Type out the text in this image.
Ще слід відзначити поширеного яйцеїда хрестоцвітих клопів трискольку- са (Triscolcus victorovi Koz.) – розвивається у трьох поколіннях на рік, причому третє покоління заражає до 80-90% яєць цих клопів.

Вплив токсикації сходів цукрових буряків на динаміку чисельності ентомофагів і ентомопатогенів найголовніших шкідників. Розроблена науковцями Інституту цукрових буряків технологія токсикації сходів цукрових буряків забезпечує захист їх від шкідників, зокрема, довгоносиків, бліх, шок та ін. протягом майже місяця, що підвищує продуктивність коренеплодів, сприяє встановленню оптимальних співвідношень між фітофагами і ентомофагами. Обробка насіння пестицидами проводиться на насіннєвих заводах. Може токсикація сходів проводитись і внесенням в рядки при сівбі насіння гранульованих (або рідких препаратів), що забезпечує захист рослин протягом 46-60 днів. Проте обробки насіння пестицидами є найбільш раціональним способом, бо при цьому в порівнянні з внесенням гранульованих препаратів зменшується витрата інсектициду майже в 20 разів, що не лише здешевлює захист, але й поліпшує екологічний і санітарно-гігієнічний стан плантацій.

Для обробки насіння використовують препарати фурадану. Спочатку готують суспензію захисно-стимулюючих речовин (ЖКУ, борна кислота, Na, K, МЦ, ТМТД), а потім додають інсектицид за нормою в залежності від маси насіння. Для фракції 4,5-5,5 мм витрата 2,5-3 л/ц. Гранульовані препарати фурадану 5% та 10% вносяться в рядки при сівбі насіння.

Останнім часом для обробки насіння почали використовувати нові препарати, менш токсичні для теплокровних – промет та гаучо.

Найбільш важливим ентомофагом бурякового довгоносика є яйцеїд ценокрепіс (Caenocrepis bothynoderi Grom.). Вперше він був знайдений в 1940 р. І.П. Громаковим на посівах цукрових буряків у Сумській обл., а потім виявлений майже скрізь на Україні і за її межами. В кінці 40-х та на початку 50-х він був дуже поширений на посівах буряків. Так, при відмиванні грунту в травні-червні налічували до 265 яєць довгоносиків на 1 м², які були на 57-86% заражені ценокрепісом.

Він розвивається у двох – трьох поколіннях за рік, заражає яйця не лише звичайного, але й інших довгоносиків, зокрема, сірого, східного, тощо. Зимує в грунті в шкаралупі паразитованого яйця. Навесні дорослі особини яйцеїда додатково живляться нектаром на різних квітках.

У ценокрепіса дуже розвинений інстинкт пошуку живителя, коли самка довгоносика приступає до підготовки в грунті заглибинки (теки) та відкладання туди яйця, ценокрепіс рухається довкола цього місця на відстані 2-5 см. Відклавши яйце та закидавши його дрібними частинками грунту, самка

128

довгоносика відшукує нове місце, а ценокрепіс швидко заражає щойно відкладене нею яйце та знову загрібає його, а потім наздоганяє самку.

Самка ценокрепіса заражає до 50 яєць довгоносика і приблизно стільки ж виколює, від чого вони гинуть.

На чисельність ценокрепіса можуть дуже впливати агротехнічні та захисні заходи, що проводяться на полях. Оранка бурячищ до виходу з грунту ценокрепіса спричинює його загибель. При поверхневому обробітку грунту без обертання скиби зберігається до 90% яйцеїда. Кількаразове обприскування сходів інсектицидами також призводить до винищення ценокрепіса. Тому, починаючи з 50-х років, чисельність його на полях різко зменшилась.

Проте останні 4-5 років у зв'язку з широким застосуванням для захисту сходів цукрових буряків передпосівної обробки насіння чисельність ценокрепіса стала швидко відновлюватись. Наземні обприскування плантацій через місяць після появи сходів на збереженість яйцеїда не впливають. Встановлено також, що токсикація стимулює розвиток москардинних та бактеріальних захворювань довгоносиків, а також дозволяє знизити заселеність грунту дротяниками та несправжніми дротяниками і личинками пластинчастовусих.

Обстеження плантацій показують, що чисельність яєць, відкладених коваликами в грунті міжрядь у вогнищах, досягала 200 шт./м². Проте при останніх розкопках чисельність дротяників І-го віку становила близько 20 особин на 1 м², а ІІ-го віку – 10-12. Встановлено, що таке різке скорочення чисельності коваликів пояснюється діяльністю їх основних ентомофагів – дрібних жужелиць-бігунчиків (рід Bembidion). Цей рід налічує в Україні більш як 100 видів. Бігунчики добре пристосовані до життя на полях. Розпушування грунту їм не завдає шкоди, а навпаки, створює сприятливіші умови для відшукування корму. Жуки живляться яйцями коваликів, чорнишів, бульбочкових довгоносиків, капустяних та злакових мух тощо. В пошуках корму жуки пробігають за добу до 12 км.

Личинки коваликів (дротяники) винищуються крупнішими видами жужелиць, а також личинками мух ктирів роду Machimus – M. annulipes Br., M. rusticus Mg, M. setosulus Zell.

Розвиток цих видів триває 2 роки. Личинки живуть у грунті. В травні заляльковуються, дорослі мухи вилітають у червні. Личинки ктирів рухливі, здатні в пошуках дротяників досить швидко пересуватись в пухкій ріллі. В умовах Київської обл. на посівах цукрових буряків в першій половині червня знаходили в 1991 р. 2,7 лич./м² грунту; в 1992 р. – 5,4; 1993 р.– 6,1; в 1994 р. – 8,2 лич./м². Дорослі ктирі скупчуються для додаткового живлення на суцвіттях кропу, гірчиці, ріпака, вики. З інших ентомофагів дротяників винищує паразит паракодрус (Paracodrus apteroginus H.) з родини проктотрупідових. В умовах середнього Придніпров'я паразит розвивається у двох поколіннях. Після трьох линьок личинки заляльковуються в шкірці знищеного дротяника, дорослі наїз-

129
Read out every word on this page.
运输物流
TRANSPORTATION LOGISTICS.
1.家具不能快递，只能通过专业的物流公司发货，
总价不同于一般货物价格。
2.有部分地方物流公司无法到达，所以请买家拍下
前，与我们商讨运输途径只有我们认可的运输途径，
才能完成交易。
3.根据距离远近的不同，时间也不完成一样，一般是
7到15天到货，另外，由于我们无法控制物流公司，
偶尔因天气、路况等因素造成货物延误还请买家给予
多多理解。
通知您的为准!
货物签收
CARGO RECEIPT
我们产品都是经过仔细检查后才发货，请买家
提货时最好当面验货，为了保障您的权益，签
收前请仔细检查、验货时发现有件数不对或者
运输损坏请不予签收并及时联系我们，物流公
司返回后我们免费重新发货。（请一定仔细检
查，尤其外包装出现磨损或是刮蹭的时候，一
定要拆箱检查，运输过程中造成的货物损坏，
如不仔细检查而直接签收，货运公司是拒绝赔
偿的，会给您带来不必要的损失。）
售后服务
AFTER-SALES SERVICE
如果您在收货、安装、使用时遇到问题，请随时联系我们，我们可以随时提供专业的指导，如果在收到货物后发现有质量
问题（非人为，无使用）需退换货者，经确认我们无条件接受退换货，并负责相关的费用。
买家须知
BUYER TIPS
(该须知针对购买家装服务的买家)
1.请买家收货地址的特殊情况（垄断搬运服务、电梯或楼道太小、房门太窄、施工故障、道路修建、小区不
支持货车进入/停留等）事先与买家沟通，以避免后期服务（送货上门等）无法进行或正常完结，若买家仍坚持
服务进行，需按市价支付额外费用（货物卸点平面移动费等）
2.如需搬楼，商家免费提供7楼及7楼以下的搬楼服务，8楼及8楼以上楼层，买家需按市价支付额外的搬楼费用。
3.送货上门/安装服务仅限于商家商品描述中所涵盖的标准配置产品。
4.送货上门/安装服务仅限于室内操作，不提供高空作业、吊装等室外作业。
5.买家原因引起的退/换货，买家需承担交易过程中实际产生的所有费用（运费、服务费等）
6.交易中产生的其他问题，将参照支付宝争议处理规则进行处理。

-=-=-=-=-

WHAT IS NEEDED: Output all of the data above without any alteration.

REPLY TO THE TASK:
Type out the text in this image.
Ще слід відзначити поширеного яйцеїда хрестоцвітих клопів трискольку- са (Triscolcus victorovi Koz.) – розвивається у трьох поколіннях на рік, причому третє покоління заражає до 80-90% яєць цих клопів.

Вплив токсикації сходів цукрових буряків на динаміку чисельності ентомофагів і ентомопатогенів найголовніших шкідників. Розроблена науковцями Інституту цукрових буряків технологія токсикації сходів цукрових буряків забезпечує захист їх від шкідників, зокрема, довгоносиків, бліх, шок та ін. протягом майже місяця, що підвищує продуктивність коренеплодів, сприяє встановленню оптимальних співвідношень між фітофагами і ентомофагами. Обробка насіння пестицидами проводиться на насіннєвих заводах. Може токсикація сходів проводитись і внесенням в рядки при сівбі насіння гранульованих (або рідких препаратів), що забезпечує захист рослин протягом 46-60 днів. Проте обробки насіння пестицидами є найбільш раціональним способом, бо при цьому в порівнянні з внесенням гранульованих препаратів зменшується витрата інсектициду майже в 20 разів, що не лише здешевлює захист, але й поліпшує екологічний і санітарно-гігієнічний стан плантацій.

Для обробки насіння використовують препарати фурадану. Спочатку готують суспензію захисно-стимулюючих речовин (ЖКУ, борна кислота, Na, K, МЦ, ТМТД), а потім додають інсектицид за нормою в залежності від маси насіння. Для фракції 4,5-5,5 мм витрата 2,5-3 л/ц. Гранульовані препарати фурадану 5% та 10% вносяться в рядки при сівбі насіння.

Останнім часом для обробки насіння почали використовувати нові препарати, менш токсичні для теплокровних – промет та гаучо.

Найбільш важливим ентомофагом бурякового довгоносика є яйцеїд ценокрепіс (Caenocrepis bothynoderi Grom.). Вперше він був знайдений в 1940 р. І.П. Громаковим на посівах цукрових буряків у Сумській обл., а потім виявлений майже скрізь на Україні і за її межами. В кінці 40-х та на початку 50-х він був дуже поширений на посівах буряків. Так, при відмиванні грунту в травні-червні налічували до 265 яєць довгоносиків на 1 м², які були на 57-86% заражені ценокрепісом.

Він розвивається у двох – трьох поколіннях за рік, заражає яйця не лише звичайного, але й інших довгоносиків, зокрема, сірого, східного, тощо. Зимує в грунті в шкаралупі паразитованого яйця. Навесні дорослі особини яйцеїда додатково живляться нектаром на різних квітках.

У ценокрепіса дуже розвинений інстинкт пошуку живителя, коли самка довгоносика приступає до підготовки в грунті заглибинки (теки) та відкладання туди яйця, ценокрепіс рухається довкола цього місця на відстані 2-5 см. Відклавши яйце та закидавши його дрібними частинками грунту, самка

128

довгоносика відшукує нове місце, а ценокрепіс швидко заражає щойно відкладене нею яйце та знову загрібає його, а потім наздоганяє самку.

Самка ценокрепіса заражає до 50 яєць довгоносика і приблизно стільки ж виколює, від чого вони гинуть.

На чисельність ценокрепіса можуть дуже впливати агротехнічні та захисні заходи, що проводяться на полях. Оранка бурячищ до виходу з грунту ценокрепіса спричинює його загибель. При поверхневому обробітку грунту без обертання скиби зберігається до 90% яйцеїда. Кількаразове обприскування сходів інсектицидами також призводить до винищення ценокрепіса. Тому, починаючи з 50-х років, чисельність його на полях різко зменшилась.

Проте останні 4-5 років у зв'язку з широким застосуванням для захисту сходів цукрових буряків передпосівної обробки насіння чисельність ценокрепіса стала швидко відновлюватись. Наземні обприскування плантацій через місяць після появи сходів на збереженість яйцеїда не впливають. Встановлено також, що токсикація стимулює розвиток москардинних та бактеріальних захворювань довгоносиків, а також дозволяє знизити заселеність грунту дротяниками та несправжніми дротяниками і личинками пластинчастовусих.

Обстеження плантацій показують, що чисельність яєць, відкладених коваликами в грунті міжрядь у вогнищах, досягала 200 шт./м². Проте при останніх розкопках чисельність дротяників І-го віку становила близько 20 особин на 1 м², а ІІ-го віку – 10-12. Встановлено, що таке різке скорочення чисельності коваликів пояснюється діяльністю їх основних ентомофагів – дрібних жужелиць-бігунчиків (рід Bembidion). Цей рід налічує в Україні більш як 100 видів. Бігунчики добре пристосовані до життя на полях. Розпушування грунту їм не завдає шкоди, а навпаки, створює сприятливіші умови для відшукування корму. Жуки живляться яйцями коваликів, чорнишів, бульбочкових довгоносиків, капустяних та злакових мух тощо. В пошуках корму жуки пробігають за добу до 12 км.

Личинки коваликів (дротяники) винищуються крупнішими видами жужелиць, а також личинками мух ктирів роду Machimus – M. annulipes Br., M. rusticus Mg, M. setosulus Zell.

Розвиток цих видів триває 2 роки. Личинки живуть у грунті. В травні заляльковуються, дорослі мухи вилітають у червні. Личинки ктирів рухливі, здатні в пошуках дротяників досить швидко пересуватись в пухкій ріллі. В умовах Київської обл. на посівах цукрових буряків в першій половині червня знаходили в 1991 р. 2,7 лич./м² грунту; в 1992 р. – 5,4; 1993 р.– 6,1; в 1994 р. – 8,2 лич./м². Дорослі ктирі скупчуються для додаткового живлення на суцвіттях кропу, гірчиці, ріпака, вики. З інших ентомофагів дротяників винищує паразит паракодрус (Paracodrus apteroginus H.) з родини проктотрупідових. В умовах середнього Придніпров'я паразит розвивається у двох поколіннях. Після трьох линьок личинки заляльковуються в шкірці знищеного дротяника, дорослі наїз-

129
Read out every word on this page.
运输物流
TRANSPORTATION LOGISTICS.
1.家具不能快递，只能通过专业的物流公司发货，
总价不同于一般货物价格。
2.有部分地方物流公司无法到达，所以请买家拍下
前，与我们商讨运输途径只有我们认可的运输途径，
才能完成交易。
3.根据距离远近的不同，时间也不完成一样，一般是
7到15天到货，另外，由于我们无法控制物流公司，
偶尔因天气、路况等因素造成货物延误还请买家给予
多多理解。
通知您的为准!
货物签收
CARGO RECEIPT
我们产品都是经过仔细检查后才发货，请买家
提货时最好当面验货，为了保障您的权益，签
收前请仔细检查、验货时发现有件数不对或者
运输损坏请不予签收并及时联系我们，物流公
司返回后我们免费重新发货。（请一定仔细检
查，尤其外包装出现磨损或是刮蹭的时候，一
定要拆箱检查，运输过程中造成的货物损坏，
如不仔细检查而直接签收，货运公司是拒绝赔
偿的，会给您带来不必要的损失。）
售后服务
AFTER-SALES SERVICE
如果您在收货、安装、使用时遇到问题，请随时联系我们，我们可以随时提供专业的指导，如果在收到货物后发现有质量
问题（非人为，无使用）需退换货者，经确认我们无条件接受退换货，并负责相关的费用。
买家须知
BUYER TIPS
(该须知针对购买家装服务的买家)
1.请买家收货地址的特殊情况（垄断搬运服务、电梯或楼道太小、房门太窄、施工故障、道路修建、小区不
支持货车进入/停留等）事先与买家沟通，以避免后期服务（送货上门等）无法进行或正常完结，若买家仍坚持
服务进行，需按市价支付额外费用（货物卸点平面移动费等）
2.如需搬楼，商家免费提供7楼及7楼以下的搬楼服务，8楼及8楼以上楼层，买家需按市价支付额外的搬楼费用。
3.送货上门/安装服务仅限于商家商品描述中所涵盖的标准配置产品。
4.送货上门/安装服务仅限于室内操作，不提供高空作业、吊装等室外作业。
5.买家原因引起的退/换货，买家需承担交易过程中实际产生的所有费用（运费、服务费等）
6.交易中产生的其他问题，将参照支付宝争议处理规则进行处理。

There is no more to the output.